> **Task statement**:
All entries should be output exactly as they stand.

> **Provided data**:
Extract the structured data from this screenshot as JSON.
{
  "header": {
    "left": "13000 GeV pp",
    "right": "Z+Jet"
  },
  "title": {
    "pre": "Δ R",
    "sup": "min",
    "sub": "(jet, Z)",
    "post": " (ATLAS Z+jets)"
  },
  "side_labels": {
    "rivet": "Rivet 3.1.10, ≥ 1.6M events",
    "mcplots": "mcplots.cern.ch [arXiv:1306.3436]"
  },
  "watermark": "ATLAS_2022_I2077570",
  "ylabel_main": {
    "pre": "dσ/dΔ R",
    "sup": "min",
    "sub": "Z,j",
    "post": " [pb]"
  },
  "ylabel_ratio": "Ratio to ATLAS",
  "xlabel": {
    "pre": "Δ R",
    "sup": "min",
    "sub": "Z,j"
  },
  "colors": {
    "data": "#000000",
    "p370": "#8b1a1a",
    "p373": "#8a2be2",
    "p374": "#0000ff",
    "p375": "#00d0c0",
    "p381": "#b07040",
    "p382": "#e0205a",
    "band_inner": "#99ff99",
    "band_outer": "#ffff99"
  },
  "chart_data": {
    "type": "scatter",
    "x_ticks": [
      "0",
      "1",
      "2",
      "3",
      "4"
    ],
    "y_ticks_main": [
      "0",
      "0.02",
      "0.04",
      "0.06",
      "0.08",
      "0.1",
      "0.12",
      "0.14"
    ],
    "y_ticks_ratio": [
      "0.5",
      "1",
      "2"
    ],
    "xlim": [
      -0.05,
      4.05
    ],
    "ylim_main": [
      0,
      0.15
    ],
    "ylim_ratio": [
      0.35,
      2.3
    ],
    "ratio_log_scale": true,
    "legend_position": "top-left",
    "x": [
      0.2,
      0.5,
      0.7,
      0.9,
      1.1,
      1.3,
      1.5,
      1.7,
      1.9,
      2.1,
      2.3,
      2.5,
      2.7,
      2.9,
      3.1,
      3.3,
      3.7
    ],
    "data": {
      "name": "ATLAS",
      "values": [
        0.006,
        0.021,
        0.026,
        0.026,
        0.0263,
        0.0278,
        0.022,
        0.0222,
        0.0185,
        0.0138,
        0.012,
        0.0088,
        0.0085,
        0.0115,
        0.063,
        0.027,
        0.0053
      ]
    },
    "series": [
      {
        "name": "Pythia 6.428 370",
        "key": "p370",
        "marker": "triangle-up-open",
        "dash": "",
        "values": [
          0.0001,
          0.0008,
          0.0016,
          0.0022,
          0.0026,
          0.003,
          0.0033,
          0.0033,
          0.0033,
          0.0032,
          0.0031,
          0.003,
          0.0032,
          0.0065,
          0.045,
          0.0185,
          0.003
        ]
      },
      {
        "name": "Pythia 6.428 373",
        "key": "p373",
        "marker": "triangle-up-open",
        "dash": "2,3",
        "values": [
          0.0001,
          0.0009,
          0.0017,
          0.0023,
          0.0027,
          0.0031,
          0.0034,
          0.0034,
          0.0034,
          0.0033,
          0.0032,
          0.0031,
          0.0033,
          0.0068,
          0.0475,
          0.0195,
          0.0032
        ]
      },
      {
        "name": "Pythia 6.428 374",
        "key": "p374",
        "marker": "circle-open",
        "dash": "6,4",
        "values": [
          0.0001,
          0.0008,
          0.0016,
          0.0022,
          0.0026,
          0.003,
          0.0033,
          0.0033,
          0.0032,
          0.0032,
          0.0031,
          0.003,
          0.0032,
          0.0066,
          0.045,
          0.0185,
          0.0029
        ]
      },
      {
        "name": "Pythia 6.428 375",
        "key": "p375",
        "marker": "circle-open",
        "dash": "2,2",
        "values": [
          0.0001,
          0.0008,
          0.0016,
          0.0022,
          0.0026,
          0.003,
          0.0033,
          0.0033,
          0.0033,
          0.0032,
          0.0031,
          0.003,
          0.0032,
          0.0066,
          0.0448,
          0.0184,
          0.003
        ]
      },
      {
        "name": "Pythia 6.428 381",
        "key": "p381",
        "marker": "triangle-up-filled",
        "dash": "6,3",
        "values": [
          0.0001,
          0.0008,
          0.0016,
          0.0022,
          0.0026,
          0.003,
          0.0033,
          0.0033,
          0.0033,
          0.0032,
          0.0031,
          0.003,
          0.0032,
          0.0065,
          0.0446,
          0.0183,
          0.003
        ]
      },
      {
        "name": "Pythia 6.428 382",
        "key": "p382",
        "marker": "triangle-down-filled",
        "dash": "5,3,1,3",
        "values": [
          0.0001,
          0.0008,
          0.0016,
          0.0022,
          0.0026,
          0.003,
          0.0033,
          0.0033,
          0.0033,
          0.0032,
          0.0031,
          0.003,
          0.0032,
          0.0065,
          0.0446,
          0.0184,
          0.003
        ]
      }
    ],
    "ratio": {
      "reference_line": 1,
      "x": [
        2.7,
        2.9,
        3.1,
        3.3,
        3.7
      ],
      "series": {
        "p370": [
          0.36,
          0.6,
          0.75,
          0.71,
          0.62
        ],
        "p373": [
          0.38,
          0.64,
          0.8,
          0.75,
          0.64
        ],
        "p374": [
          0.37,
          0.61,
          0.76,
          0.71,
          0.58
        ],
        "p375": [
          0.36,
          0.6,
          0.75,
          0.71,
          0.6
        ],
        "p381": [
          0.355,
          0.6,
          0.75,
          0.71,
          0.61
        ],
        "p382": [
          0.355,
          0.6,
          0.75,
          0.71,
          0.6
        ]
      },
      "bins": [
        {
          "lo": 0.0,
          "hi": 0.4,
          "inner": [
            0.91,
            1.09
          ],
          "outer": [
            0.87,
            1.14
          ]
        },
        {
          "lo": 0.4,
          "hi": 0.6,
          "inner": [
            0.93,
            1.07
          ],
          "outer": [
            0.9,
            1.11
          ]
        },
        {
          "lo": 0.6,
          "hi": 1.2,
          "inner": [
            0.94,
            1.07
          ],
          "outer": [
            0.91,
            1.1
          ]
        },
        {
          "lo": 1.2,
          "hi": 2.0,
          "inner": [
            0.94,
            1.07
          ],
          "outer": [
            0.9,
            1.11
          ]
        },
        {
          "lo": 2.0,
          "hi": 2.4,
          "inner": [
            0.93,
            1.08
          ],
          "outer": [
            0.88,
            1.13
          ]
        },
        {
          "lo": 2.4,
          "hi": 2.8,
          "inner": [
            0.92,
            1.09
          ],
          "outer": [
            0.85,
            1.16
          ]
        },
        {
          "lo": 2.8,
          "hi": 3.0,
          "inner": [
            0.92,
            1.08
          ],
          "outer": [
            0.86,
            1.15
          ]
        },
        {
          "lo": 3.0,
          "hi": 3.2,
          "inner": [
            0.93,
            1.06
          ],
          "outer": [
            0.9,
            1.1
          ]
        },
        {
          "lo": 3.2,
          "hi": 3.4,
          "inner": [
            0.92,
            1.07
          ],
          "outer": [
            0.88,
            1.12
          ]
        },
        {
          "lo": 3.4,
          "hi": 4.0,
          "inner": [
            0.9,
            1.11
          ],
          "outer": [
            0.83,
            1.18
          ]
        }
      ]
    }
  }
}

> **Expected output**:
Extract the structured data from this screenshot as JSON.
{
  "header": {
    "left": "13000 GeV pp",
    "right": "Z+Jet"
  },
  "title": {
    "pre": "Δ R",
    "sup": "min",
    "sub": "(jet, Z)",
    "post": " (ATLAS Z+jets)"
  },
  "side_labels": {
    "rivet": "Rivet 3.1.10, ≥ 1.6M events",
    "mcplots": "mcplots.cern.ch [arXiv:1306.3436]"
  },
  "watermark": "ATLAS_2022_I2077570",
  "ylabel_main": {
    "pre": "dσ/dΔ R",
    "sup": "min",
    "sub": "Z,j",
    "post": " [pb]"
  },
  "ylabel_ratio": "Ratio to ATLAS",
  "xlabel": {
    "pre": "Δ R",
    "sup": "min",
    "sub": "Z,j"
  },
  "colors": {
    "data": "#000000",
    "p370": "#8b1a1a",
    "p373": "#8a2be2",
    "p374": "#0000ff",
    "p375": "#00d0c0",
    "p381": "#b07040",
    "p382": "#e0205a",
    "band_inner": "#99ff99",
    "band_outer": "#ffff99"
  },
  "chart_data": {
    "type": "scatter",
    "x_ticks": [
      "0",
      "1",
      "2",
      "3",
      "4"
    ],
    "y_ticks_main": [
      "0",
      "0.02",
      "0.04",
      "0.06",
      "0.08",
      "0.1",
      "0.12",
      "0.14"
    ],
    "y_ticks_ratio": [
      "0.5",
      "1",
      "2"
    ],
    "xlim": [
      -0.05,
      4.05
    ],
    "ylim_main": [
      0,
      0.15
    ],
    "ylim_ratio": [
      0.35,
      2.3
    ],
    "ratio_log_scale": true,
    "legend_position": "top-left",
    "x": [
      0.2,
      0.5,
      0.7,
      0.9,
      1.1,
      1.3,
      1.5,
      1.7,
      1.9,
      2.1,
      2.3,
      2.5,
      2.7,
      2.9,
      3.1,
      3.3,
      3.7
    ],
    "data": {
      "name": "ATLAS",
      "values": [
        0.006,
        0.021,
        0.026,
        0.026,
        0.0263,
        0.0278,
        0.022,
        0.0222,
        0.0185,
        0.0138,
        0.012,
        0.0088,
        0.0085,
        0.0115,
        0.063,
        0.027,
        0.0053
      ]
    },
    "series": [
      {
        "name": "Pythia 6.428 370",
        "key": "p370",
        "marker": "triangle-up-open",
        "dash": "",
        "values": [
          0.0001,
          0.0008,
          0.0016,
          0.0022,
          0.0026,
          0.003,
          0.0033,
          0.0033,
          0.0033,
          0.0032,
          0.0031,
          0.003,
          0.0032,
          0.0065,
          0.045,
          0.0185,
          0.003
        ]
      },
      {
        "name": "Pythia 6.428 373",
        "key": "p373",
        "marker": "triangle-up-open",
        "dash": "2,3",
        "values": [
          0.0001,
          0.0009,
          0.0017,
          0.0023,
          0.0027,
          0.0031,
          0.0034,
          0.0034,
          0.0034,
          0.0033,
          0.0032,
          0.0031,
          0.0033,
          0.0068,
          0.0475,
          0.0195,
          0.0032
        ]
      },
      {
        "name": "Pythia 6.428 374",
        "key": "p374",
        "marker": "circle-open",
        "dash": "6,4",
        "values": [
          0.0001,
          0.0008,
          0.0016,
          0.0022,
          0.0026,
          0.003,
          0.0033,
          0.0033,
          0.0032,
          0.0032,
          0.0031,
          0.003,
          0.0032,
          0.0066,
          0.045,
          0.0185,
          0.0029
        ]
      },
      {
        "name": "Pythia 6.428 375",
        "key": "p375",
        "marker": "circle-open",
        "dash": "2,2",
        "values": [
          0.0001,
          0.0008,
          0.0016,
          0.0022,
          0.0026,
          0.003,
          0.0033,
          0.0033,
          0.0033,
          0.0032,
          0.0031,
          0.003,
          0.0032,
          0.0066,
          0.0448,
          0.0184,
          0.003
        ]
      },
      {
        "name": "Pythia 6.428 381",
        "key": "p381",
        "marker": "triangle-up-filled",
        "dash": "6,3",
        "values": [
          0.0001,
          0.0008,
          0.0016,
          0.0022,
          0.0026,
          0.003,
          0.0033,
          0.0033,
          0.0033,
          0.0032,
          0.0031,
          0.003,
          0.0032,
          0.0065,
          0.0446,
          0.0183,
          0.003
        ]
      },
      {
        "name": "Pythia 6.428 382",
        "key": "p382",
        "marker": "triangle-down-filled",
        "dash": "5,3,1,3",
        "values": [
          0.0001,
          0.0008,
          0.0016,
          0.0022,
          0.0026,
          0.003,
          0.0033,
          0.0033,
          0.0033,
          0.0032,
          0.0031,
          0.003,
          0.0032,
          0.0065,
          0.0446,
          0.0184,
          0.003
        ]
      }
    ],
    "ratio": {
      "reference_line": 1,
      "x": [
        2.7,
        2.9,
        3.1,
        3.3,
        3.7
      ],
      "series": {
        "p370": [
          0.36,
          0.6,
          0.75,
          0.71,
          0.62
        ],
        "p373": [
          0.38,
          0.64,
          0.8,
          0.75,
          0.64
        ],
        "p374": [
          0.37,
          0.61,
          0.76,
          0.71,
          0.58
        ],
        "p375": [
          0.36,
          0.6,
          0.75,
          0.71,
          0.6
        ],
        "p381": [
          0.355,
          0.6,
          0.75,
          0.71,
          0.61
        ],
        "p382": [
          0.355,
          0.6,
          0.75,
          0.71,
          0.6
        ]
      },
      "bins": [
        {
          "lo": 0.0,
          "hi": 0.4,
          "inner": [
            0.91,
            1.09
          ],
          "outer": [
            0.87,
            1.14
          ]
        },
        {
          "lo": 0.4,
          "hi": 0.6,
          "inner": [
            0.93,
            1.07
          ],
          "outer": [
            0.9,
            1.11
          ]
        },
        {
          "lo": 0.6,
          "hi": 1.2,
          "inner": [
            0.94,
            1.07
          ],
          "outer": [
            0.91,
            1.1
          ]
        },
        {
          "lo": 1.2,
          "hi": 2.0,
          "inner": [
            0.94,
            1.07
          ],
          "outer": [
            0.9,
            1.11
          ]
        },
        {
          "lo": 2.0,
          "hi": 2.4,
          "inner": [
            0.93,
            1.08
          ],
          "outer": [
            0.88,
            1.13
          ]
        },
        {
          "lo": 2.4,
          "hi": 2.8,
          "inner": [
            0.92,
            1.09
          ],
          "outer": [
            0.85,
            1.16
          ]
        },
        {
          "lo": 2.8,
          "hi": 3.0,
          "inner": [
            0.92,
            1.08
          ],
          "outer": [
            0.86,
            1.15
          ]
        },
        {
          "lo": 3.0,
          "hi": 3.2,
          "inner": [
            0.93,
            1.06
          ],
          "outer": [
            0.9,
            1.1
          ]
        },
        {
          "lo": 3.2,
          "hi": 3.4,
          "inner": [
            0.92,
            1.07
          ],
          "outer": [
            0.88,
            1.12
          ]
        },
        {
          "lo": 3.4,
          "hi": 4.0,
          "inner": [
            0.9,
            1.11
          ],
          "outer": [
            0.83,
            1.18
          ]
        }
      ]
    }
  }
}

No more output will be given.